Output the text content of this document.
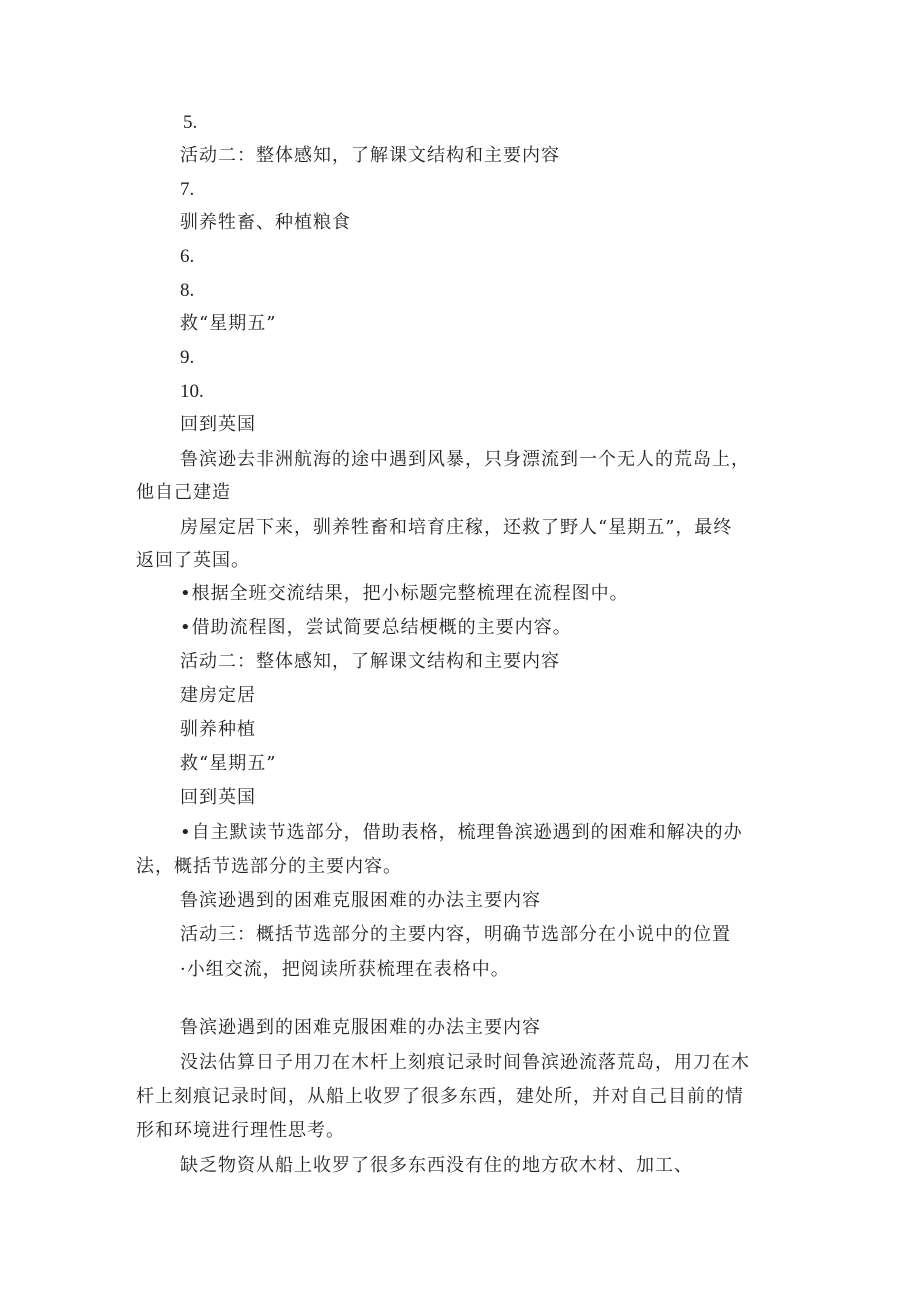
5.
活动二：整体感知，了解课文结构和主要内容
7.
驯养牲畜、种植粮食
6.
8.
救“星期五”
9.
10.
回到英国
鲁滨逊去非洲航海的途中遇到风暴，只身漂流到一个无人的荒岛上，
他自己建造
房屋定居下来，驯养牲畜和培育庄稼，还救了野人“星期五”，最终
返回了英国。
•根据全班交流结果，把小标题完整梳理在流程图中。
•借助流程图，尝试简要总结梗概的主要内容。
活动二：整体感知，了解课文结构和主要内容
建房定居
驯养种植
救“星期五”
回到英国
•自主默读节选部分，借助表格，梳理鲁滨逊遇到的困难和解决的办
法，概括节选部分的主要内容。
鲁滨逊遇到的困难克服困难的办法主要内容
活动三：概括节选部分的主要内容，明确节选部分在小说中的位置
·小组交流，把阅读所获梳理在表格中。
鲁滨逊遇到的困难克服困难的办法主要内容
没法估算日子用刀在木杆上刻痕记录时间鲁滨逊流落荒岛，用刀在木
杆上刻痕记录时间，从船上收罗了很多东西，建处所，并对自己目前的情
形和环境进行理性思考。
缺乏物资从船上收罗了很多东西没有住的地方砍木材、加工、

-.-.-

*Problem to solve*: Each entry gets copied exactly; the pictures stay out.

*Result of the task*:
Output the text content of this document.
5.
活动二：整体感知，了解课文结构和主要内容
7.
驯养牲畜、种植粮食
6.
8.
救“星期五”
9.
10.
回到英国
鲁滨逊去非洲航海的途中遇到风暴，只身漂流到一个无人的荒岛上，
他自己建造
房屋定居下来，驯养牲畜和培育庄稼，还救了野人“星期五”，最终
返回了英国。
•根据全班交流结果，把小标题完整梳理在流程图中。
•借助流程图，尝试简要总结梗概的主要内容。
活动二：整体感知，了解课文结构和主要内容
建房定居
驯养种植
救“星期五”
回到英国
•自主默读节选部分，借助表格，梳理鲁滨逊遇到的困难和解决的办
法，概括节选部分的主要内容。
鲁滨逊遇到的困难克服困难的办法主要内容
活动三：概括节选部分的主要内容，明确节选部分在小说中的位置
·小组交流，把阅读所获梳理在表格中。
鲁滨逊遇到的困难克服困难的办法主要内容
没法估算日子用刀在木杆上刻痕记录时间鲁滨逊流落荒岛，用刀在木
杆上刻痕记录时间，从船上收罗了很多东西，建处所，并对自己目前的情
形和环境进行理性思考。
缺乏物资从船上收罗了很多东西没有住的地方砍木材、加工、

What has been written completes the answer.